_Task brief_: Repeat the records below exactly.
____________
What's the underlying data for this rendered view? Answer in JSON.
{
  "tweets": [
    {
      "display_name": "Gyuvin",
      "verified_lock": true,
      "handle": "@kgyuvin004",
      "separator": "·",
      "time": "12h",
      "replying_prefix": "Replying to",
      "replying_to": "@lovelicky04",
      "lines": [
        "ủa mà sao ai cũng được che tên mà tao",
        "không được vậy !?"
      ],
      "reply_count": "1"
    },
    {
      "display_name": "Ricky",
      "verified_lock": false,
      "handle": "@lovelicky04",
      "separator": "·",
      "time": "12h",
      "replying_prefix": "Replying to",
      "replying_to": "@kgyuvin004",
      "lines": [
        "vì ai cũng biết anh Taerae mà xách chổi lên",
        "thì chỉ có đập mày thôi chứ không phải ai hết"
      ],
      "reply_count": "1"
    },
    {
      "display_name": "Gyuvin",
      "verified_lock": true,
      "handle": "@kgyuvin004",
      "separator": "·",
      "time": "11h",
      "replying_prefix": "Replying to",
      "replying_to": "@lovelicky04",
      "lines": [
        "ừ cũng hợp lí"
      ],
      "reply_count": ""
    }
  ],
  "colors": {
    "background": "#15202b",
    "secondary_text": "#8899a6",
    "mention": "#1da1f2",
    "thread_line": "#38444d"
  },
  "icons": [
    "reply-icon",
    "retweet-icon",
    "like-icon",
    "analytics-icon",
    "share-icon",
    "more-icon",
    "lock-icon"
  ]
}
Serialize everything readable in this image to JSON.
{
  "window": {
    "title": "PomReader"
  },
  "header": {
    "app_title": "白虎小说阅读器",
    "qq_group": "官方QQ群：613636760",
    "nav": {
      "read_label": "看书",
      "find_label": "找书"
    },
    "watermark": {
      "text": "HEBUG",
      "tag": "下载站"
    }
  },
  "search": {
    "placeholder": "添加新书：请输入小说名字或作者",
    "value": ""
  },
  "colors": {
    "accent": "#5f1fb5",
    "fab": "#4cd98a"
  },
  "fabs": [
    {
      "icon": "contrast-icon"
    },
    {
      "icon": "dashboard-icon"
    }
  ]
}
____________
_In response_:
What's the underlying data for this rendered view? Answer in JSON.
{
  "tweets": [
    {
      "display_name": "Gyuvin",
      "verified_lock": true,
      "handle": "@kgyuvin004",
      "separator": "·",
      "time": "12h",
      "replying_prefix": "Replying to",
      "replying_to": "@lovelicky04",
      "lines": [
        "ủa mà sao ai cũng được che tên mà tao",
        "không được vậy !?"
      ],
      "reply_count": "1"
    },
    {
      "display_name": "Ricky",
      "verified_lock": false,
      "handle": "@lovelicky04",
      "separator": "·",
      "time": "12h",
      "replying_prefix": "Replying to",
      "replying_to": "@kgyuvin004",
      "lines": [
        "vì ai cũng biết anh Taerae mà xách chổi lên",
        "thì chỉ có đập mày thôi chứ không phải ai hết"
      ],
      "reply_count": "1"
    },
    {
      "display_name": "Gyuvin",
      "verified_lock": true,
      "handle": "@kgyuvin004",
      "separator": "·",
      "time": "11h",
      "replying_prefix": "Replying to",
      "replying_to": "@lovelicky04",
      "lines": [
        "ừ cũng hợp lí"
      ],
      "reply_count": ""
    }
  ],
  "colors": {
    "background": "#15202b",
    "secondary_text": "#8899a6",
    "mention": "#1da1f2",
    "thread_line": "#38444d"
  },
  "icons": [
    "reply-icon",
    "retweet-icon",
    "like-icon",
    "analytics-icon",
    "share-icon",
    "more-icon",
    "lock-icon"
  ]
}
Serialize everything readable in this image to JSON.
{
  "window": {
    "title": "PomReader"
  },
  "header": {
    "app_title": "白虎小说阅读器",
    "qq_group": "官方QQ群：613636760",
    "nav": {
      "read_label": "看书",
      "find_label": "找书"
    },
    "watermark": {
      "text": "HEBUG",
      "tag": "下载站"
    }
  },
  "search": {
    "placeholder": "添加新书：请输入小说名字或作者",
    "value": ""
  },
  "colors": {
    "accent": "#5f1fb5",
    "fab": "#4cd98a"
  },
  "fabs": [
    {
      "icon": "contrast-icon"
    },
    {
      "icon": "dashboard-icon"
    }
  ]
}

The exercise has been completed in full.